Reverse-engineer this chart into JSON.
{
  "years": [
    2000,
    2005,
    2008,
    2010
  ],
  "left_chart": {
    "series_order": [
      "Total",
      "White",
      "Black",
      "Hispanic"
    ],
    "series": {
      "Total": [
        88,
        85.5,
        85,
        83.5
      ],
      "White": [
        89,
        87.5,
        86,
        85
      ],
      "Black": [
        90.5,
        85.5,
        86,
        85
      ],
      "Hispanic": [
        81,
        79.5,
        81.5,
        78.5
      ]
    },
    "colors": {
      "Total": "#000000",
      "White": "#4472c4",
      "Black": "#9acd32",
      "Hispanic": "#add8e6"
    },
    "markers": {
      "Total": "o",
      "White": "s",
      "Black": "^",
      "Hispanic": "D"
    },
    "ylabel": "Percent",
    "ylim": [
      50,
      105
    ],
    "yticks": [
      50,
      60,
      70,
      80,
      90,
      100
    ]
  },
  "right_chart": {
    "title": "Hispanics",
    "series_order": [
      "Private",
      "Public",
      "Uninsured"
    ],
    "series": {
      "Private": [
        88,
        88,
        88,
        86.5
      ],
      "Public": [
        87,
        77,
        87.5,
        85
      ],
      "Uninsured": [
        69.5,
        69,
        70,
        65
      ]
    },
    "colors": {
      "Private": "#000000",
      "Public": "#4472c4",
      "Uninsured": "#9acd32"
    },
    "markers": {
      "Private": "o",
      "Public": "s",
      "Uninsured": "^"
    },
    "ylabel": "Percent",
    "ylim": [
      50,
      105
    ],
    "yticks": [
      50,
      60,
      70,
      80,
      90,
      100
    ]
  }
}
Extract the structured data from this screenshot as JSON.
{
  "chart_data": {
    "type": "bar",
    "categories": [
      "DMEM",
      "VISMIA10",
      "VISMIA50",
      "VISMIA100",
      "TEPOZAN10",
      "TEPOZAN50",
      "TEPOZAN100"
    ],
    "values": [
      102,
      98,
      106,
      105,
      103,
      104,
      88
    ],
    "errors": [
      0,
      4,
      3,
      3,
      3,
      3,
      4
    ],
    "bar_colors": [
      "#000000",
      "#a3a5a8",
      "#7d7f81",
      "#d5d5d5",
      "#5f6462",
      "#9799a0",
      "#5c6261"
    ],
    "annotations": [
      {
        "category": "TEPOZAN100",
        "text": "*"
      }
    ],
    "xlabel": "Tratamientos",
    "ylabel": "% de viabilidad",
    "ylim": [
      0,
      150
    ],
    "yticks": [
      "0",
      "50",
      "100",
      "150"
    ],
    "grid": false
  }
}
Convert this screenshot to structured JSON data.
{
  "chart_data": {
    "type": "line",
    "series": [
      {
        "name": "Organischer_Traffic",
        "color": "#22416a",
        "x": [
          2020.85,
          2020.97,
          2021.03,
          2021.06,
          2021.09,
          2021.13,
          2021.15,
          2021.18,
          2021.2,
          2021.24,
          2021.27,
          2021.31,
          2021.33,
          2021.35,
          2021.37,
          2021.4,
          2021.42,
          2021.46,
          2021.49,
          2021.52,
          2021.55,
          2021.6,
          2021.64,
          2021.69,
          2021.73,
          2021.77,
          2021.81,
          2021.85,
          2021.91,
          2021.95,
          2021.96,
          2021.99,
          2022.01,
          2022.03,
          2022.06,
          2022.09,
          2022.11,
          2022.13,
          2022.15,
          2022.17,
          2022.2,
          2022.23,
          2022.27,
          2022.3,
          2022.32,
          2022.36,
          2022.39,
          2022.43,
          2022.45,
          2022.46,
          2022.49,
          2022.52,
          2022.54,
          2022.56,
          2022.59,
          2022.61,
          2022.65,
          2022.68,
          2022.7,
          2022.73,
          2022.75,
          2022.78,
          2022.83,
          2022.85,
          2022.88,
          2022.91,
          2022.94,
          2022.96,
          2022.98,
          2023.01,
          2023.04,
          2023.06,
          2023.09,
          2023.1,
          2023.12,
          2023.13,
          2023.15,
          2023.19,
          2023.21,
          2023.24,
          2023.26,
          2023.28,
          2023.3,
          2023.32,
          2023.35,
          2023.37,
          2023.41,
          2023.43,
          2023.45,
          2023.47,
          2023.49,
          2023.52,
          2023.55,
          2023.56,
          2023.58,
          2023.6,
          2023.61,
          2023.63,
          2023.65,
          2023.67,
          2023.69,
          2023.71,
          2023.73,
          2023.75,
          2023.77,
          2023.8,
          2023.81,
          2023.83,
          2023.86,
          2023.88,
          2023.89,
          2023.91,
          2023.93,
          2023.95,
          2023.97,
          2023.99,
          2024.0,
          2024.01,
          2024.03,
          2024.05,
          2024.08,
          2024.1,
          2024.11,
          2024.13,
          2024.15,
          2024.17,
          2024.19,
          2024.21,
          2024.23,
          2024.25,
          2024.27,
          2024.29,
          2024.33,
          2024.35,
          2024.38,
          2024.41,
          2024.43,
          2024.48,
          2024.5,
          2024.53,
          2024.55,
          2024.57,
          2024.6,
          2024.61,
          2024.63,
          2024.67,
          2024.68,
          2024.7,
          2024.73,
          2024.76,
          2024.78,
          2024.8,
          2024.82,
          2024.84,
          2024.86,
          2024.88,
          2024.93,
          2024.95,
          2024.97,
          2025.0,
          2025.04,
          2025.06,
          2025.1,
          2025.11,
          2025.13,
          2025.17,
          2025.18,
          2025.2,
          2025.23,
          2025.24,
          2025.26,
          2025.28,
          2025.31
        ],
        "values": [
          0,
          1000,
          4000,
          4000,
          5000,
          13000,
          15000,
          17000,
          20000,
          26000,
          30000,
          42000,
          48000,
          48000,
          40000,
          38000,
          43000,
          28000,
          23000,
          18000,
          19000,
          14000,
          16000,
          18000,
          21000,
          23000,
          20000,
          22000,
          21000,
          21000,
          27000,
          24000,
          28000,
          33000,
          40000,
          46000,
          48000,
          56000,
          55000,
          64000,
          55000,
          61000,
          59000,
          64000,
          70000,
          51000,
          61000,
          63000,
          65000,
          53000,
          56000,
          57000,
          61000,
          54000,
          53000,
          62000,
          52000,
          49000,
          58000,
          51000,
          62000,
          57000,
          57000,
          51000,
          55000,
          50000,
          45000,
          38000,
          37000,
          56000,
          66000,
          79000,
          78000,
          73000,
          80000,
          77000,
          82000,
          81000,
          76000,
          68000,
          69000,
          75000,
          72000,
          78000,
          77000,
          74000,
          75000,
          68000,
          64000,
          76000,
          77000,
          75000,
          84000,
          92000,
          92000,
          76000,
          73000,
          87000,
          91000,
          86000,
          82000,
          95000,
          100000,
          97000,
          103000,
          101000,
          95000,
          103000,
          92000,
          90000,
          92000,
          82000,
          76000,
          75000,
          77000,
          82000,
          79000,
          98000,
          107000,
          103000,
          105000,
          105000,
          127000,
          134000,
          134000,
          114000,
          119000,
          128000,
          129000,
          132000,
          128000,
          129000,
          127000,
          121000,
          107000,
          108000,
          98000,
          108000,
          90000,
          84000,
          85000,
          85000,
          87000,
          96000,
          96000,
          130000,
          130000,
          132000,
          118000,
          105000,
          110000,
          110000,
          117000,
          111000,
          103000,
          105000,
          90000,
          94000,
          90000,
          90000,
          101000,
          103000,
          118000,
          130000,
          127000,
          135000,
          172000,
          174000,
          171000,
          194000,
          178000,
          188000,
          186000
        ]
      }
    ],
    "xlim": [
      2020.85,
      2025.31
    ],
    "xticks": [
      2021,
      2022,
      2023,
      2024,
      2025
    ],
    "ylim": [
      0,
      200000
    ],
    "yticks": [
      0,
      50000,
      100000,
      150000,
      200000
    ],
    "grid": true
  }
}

=== WHAT IS REQUIRED ===
Set down all of the records shown above once more, exactly.

=== RIGHT ANSWER ===
Reverse-engineer this chart into JSON.
{
  "years": [
    2000,
    2005,
    2008,
    2010
  ],
  "left_chart": {
    "series_order": [
      "Total",
      "White",
      "Black",
      "Hispanic"
    ],
    "series": {
      "Total": [
        88,
        85.5,
        85,
        83.5
      ],
      "White": [
        89,
        87.5,
        86,
        85
      ],
      "Black": [
        90.5,
        85.5,
        86,
        85
      ],
      "Hispanic": [
        81,
        79.5,
        81.5,
        78.5
      ]
    },
    "colors": {
      "Total": "#000000",
      "White": "#4472c4",
      "Black": "#9acd32",
      "Hispanic": "#add8e6"
    },
    "markers": {
      "Total": "o",
      "White": "s",
      "Black": "^",
      "Hispanic": "D"
    },
    "ylabel": "Percent",
    "ylim": [
      50,
      105
    ],
    "yticks": [
      50,
      60,
      70,
      80,
      90,
      100
    ]
  },
  "right_chart": {
    "title": "Hispanics",
    "series_order": [
      "Private",
      "Public",
      "Uninsured"
    ],
    "series": {
      "Private": [
        88,
        88,
        88,
        86.5
      ],
      "Public": [
        87,
        77,
        87.5,
        85
      ],
      "Uninsured": [
        69.5,
        69,
        70,
        65
      ]
    },
    "colors": {
      "Private": "#000000",
      "Public": "#4472c4",
      "Uninsured": "#9acd32"
    },
    "markers": {
      "Private": "o",
      "Public": "s",
      "Uninsured": "^"
    },
    "ylabel": "Percent",
    "ylim": [
      50,
      105
    ],
    "yticks": [
      50,
      60,
      70,
      80,
      90,
      100
    ]
  }
}
Extract the structured data from this screenshot as JSON.
{
  "chart_data": {
    "type": "bar",
    "categories": [
      "DMEM",
      "VISMIA10",
      "VISMIA50",
      "VISMIA100",
      "TEPOZAN10",
      "TEPOZAN50",
      "TEPOZAN100"
    ],
    "values": [
      102,
      98,
      106,
      105,
      103,
      104,
      88
    ],
    "errors": [
      0,
      4,
      3,
      3,
      3,
      3,
      4
    ],
    "bar_colors": [
      "#000000",
      "#a3a5a8",
      "#7d7f81",
      "#d5d5d5",
      "#5f6462",
      "#9799a0",
      "#5c6261"
    ],
    "annotations": [
      {
        "category": "TEPOZAN100",
        "text": "*"
      }
    ],
    "xlabel": "Tratamientos",
    "ylabel": "% de viabilidad",
    "ylim": [
      0,
      150
    ],
    "yticks": [
      "0",
      "50",
      "100",
      "150"
    ],
    "grid": false
  }
}
Convert this screenshot to structured JSON data.
{
  "chart_data": {
    "type": "line",
    "series": [
      {
        "name": "Organischer_Traffic",
        "color": "#22416a",
        "x": [
          2020.85,
          2020.97,
          2021.03,
          2021.06,
          2021.09,
          2021.13,
          2021.15,
          2021.18,
          2021.2,
          2021.24,
          2021.27,
          2021.31,
          2021.33,
          2021.35,
          2021.37,
          2021.4,
          2021.42,
          2021.46,
          2021.49,
          2021.52,
          2021.55,
          2021.6,
          2021.64,
          2021.69,
          2021.73,
          2021.77,
          2021.81,
          2021.85,
          2021.91,
          2021.95,
          2021.96,
          2021.99,
          2022.01,
          2022.03,
          2022.06,
          2022.09,
          2022.11,
          2022.13,
          2022.15,
          2022.17,
          2022.2,
          2022.23,
          2022.27,
          2022.3,
          2022.32,
          2022.36,
          2022.39,
          2022.43,
          2022.45,
          2022.46,
          2022.49,
          2022.52,
          2022.54,
          2022.56,
          2022.59,
          2022.61,
          2022.65,
          2022.68,
          2022.7,
          2022.73,
          2022.75,
          2022.78,
          2022.83,
          2022.85,
          2022.88,
          2022.91,
          2022.94,
          2022.96,
          2022.98,
          2023.01,
          2023.04,
          2023.06,
          2023.09,
          2023.1,
          2023.12,
          2023.13,
          2023.15,
          2023.19,
          2023.21,
          2023.24,
          2023.26,
          2023.28,
          2023.3,
          2023.32,
          2023.35,
          2023.37,
          2023.41,
          2023.43,
          2023.45,
          2023.47,
          2023.49,
          2023.52,
          2023.55,
          2023.56,
          2023.58,
          2023.6,
          2023.61,
          2023.63,
          2023.65,
          2023.67,
          2023.69,
          2023.71,
          2023.73,
          2023.75,
          2023.77,
          2023.8,
          2023.81,
          2023.83,
          2023.86,
          2023.88,
          2023.89,
          2023.91,
          2023.93,
          2023.95,
          2023.97,
          2023.99,
          2024.0,
          2024.01,
          2024.03,
          2024.05,
          2024.08,
          2024.1,
          2024.11,
          2024.13,
          2024.15,
          2024.17,
          2024.19,
          2024.21,
          2024.23,
          2024.25,
          2024.27,
          2024.29,
          2024.33,
          2024.35,
          2024.38,
          2024.41,
          2024.43,
          2024.48,
          2024.5,
          2024.53,
          2024.55,
          2024.57,
          2024.6,
          2024.61,
          2024.63,
          2024.67,
          2024.68,
          2024.7,
          2024.73,
          2024.76,
          2024.78,
          2024.8,
          2024.82,
          2024.84,
          2024.86,
          2024.88,
          2024.93,
          2024.95,
          2024.97,
          2025.0,
          2025.04,
          2025.06,
          2025.1,
          2025.11,
          2025.13,
          2025.17,
          2025.18,
          2025.2,
          2025.23,
          2025.24,
          2025.26,
          2025.28,
          2025.31
        ],
        "values": [
          0,
          1000,
          4000,
          4000,
          5000,
          13000,
          15000,
          17000,
          20000,
          26000,
          30000,
          42000,
          48000,
          48000,
          40000,
          38000,
          43000,
          28000,
          23000,
          18000,
          19000,
          14000,
          16000,
          18000,
          21000,
          23000,
          20000,
          22000,
          21000,
          21000,
          27000,
          24000,
          28000,
          33000,
          40000,
          46000,
          48000,
          56000,
          55000,
          64000,
          55000,
          61000,
          59000,
          64000,
          70000,
          51000,
          61000,
          63000,
          65000,
          53000,
          56000,
          57000,
          61000,
          54000,
          53000,
          62000,
          52000,
          49000,
          58000,
          51000,
          62000,
          57000,
          57000,
          51000,
          55000,
          50000,
          45000,
          38000,
          37000,
          56000,
          66000,
          79000,
          78000,
          73000,
          80000,
          77000,
          82000,
          81000,
          76000,
          68000,
          69000,
          75000,
          72000,
          78000,
          77000,
          74000,
          75000,
          68000,
          64000,
          76000,
          77000,
          75000,
          84000,
          92000,
          92000,
          76000,
          73000,
          87000,
          91000,
          86000,
          82000,
          95000,
          100000,
          97000,
          103000,
          101000,
          95000,
          103000,
          92000,
          90000,
          92000,
          82000,
          76000,
          75000,
          77000,
          82000,
          79000,
          98000,
          107000,
          103000,
          105000,
          105000,
          127000,
          134000,
          134000,
          114000,
          119000,
          128000,
          129000,
          132000,
          128000,
          129000,
          127000,
          121000,
          107000,
          108000,
          98000,
          108000,
          90000,
          84000,
          85000,
          85000,
          87000,
          96000,
          96000,
          130000,
          130000,
          132000,
          118000,
          105000,
          110000,
          110000,
          117000,
          111000,
          103000,
          105000,
          90000,
          94000,
          90000,
          90000,
          101000,
          103000,
          118000,
          130000,
          127000,
          135000,
          172000,
          174000,
          171000,
          194000,
          178000,
          188000,
          186000
        ]
      }
    ],
    "xlim": [
      2020.85,
      2025.31
    ],
    "xticks": [
      2021,
      2022,
      2023,
      2024,
      2025
    ],
    "ylim": [
      0,
      200000
    ],
    "yticks": [
      0,
      50000,
      100000,
      150000,
      200000
    ],
    "grid": true
  }
}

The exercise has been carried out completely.